EXERCISE BRIEF:
Word for word, give the material below again, minus any images.
>> Start RECORDS SHOWN
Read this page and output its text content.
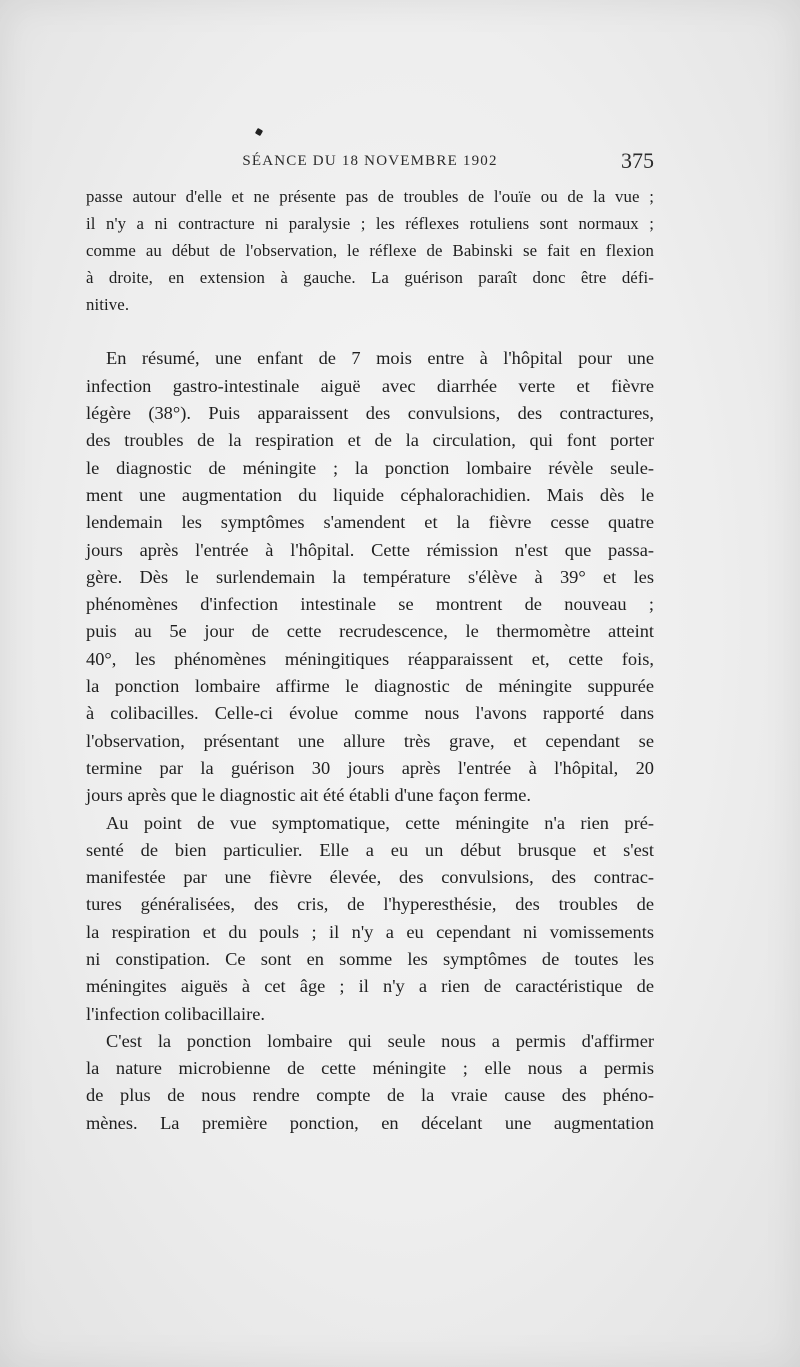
SÉANCE DU 18 NOVEMBRE 1902	375

passe autour d'elle et ne présente pas de troubles de l'ouïe ou de la vue ;
il n'y a ni contracture ni paralysie ; les réflexes rotuliens sont normaux ;
comme au début de l'observation, le réflexe de Babinski se fait en flexion
à droite, en extension à gauche. La guérison paraît donc être défi-
nitive.

En résumé, une enfant de 7 mois entre à l'hôpital pour une
infection gastro-intestinale aiguë avec diarrhée verte et fièvre
légère (38°). Puis apparaissent des convulsions, des contractures,
des troubles de la respiration et de la circulation, qui font porter
le diagnostic de méningite ; la ponction lombaire révèle seule-
ment une augmentation du liquide céphalorachidien. Mais dès le
lendemain les symptômes s'amendent et la fièvre cesse quatre
jours après l'entrée à l'hôpital. Cette rémission n'est que passa-
gère. Dès le surlendemain la température s'élève à 39° et les
phénomènes d'infection intestinale se montrent de nouveau ;
puis au 5e jour de cette recrudescence, le thermomètre atteint
40°, les phénomènes méningitiques réapparaissent et, cette fois,
la ponction lombaire affirme le diagnostic de méningite suppurée
à colibacilles. Celle-ci évolue comme nous l'avons rapporté dans
l'observation, présentant une allure très grave, et cependant se
termine par la guérison 30 jours après l'entrée à l'hôpital, 20
jours après que le diagnostic ait été établi d'une façon ferme.

Au point de vue symptomatique, cette méningite n'a rien pré-
senté de bien particulier. Elle a eu un début brusque et s'est
manifestée par une fièvre élevée, des convulsions, des contrac-
tures généralisées, des cris, de l'hyperesthésie, des troubles de
la respiration et du pouls ; il n'y a eu cependant ni vomissements
ni constipation. Ce sont en somme les symptômes de toutes les
méningites aiguës à cet âge ; il n'y a rien de caractéristique de
l'infection colibacillaire.

C'est la ponction lombaire qui seule nous a permis d'affirmer
la nature microbienne de cette méningite ; elle nous a permis
de plus de nous rendre compte de la vraie cause des phéno-
mènes. La première ponction, en décelant une augmentation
>> End RECORDS SHOWN
CORRECT RESULT:
Read this page and output its text content.
SÉANCE DU 18 NOVEMBRE 1902	375

passe autour d'elle et ne présente pas de troubles de l'ouïe ou de la vue ;
il n'y a ni contracture ni paralysie ; les réflexes rotuliens sont normaux ;
comme au début de l'observation, le réflexe de Babinski se fait en flexion
à droite, en extension à gauche. La guérison paraît donc être défi-
nitive.

En résumé, une enfant de 7 mois entre à l'hôpital pour une
infection gastro-intestinale aiguë avec diarrhée verte et fièvre
légère (38°). Puis apparaissent des convulsions, des contractures,
des troubles de la respiration et de la circulation, qui font porter
le diagnostic de méningite ; la ponction lombaire révèle seule-
ment une augmentation du liquide céphalorachidien. Mais dès le
lendemain les symptômes s'amendent et la fièvre cesse quatre
jours après l'entrée à l'hôpital. Cette rémission n'est que passa-
gère. Dès le surlendemain la température s'élève à 39° et les
phénomènes d'infection intestinale se montrent de nouveau ;
puis au 5e jour de cette recrudescence, le thermomètre atteint
40°, les phénomènes méningitiques réapparaissent et, cette fois,
la ponction lombaire affirme le diagnostic de méningite suppurée
à colibacilles. Celle-ci évolue comme nous l'avons rapporté dans
l'observation, présentant une allure très grave, et cependant se
termine par la guérison 30 jours après l'entrée à l'hôpital, 20
jours après que le diagnostic ait été établi d'une façon ferme.

Au point de vue symptomatique, cette méningite n'a rien pré-
senté de bien particulier. Elle a eu un début brusque et s'est
manifestée par une fièvre élevée, des convulsions, des contrac-
tures généralisées, des cris, de l'hyperesthésie, des troubles de
la respiration et du pouls ; il n'y a eu cependant ni vomissements
ni constipation. Ce sont en somme les symptômes de toutes les
méningites aiguës à cet âge ; il n'y a rien de caractéristique de
l'infection colibacillaire.

C'est la ponction lombaire qui seule nous a permis d'affirmer
la nature microbienne de cette méningite ; elle nous a permis
de plus de nous rendre compte de la vraie cause des phéno-
mènes. La première ponction, en décelant une augmentation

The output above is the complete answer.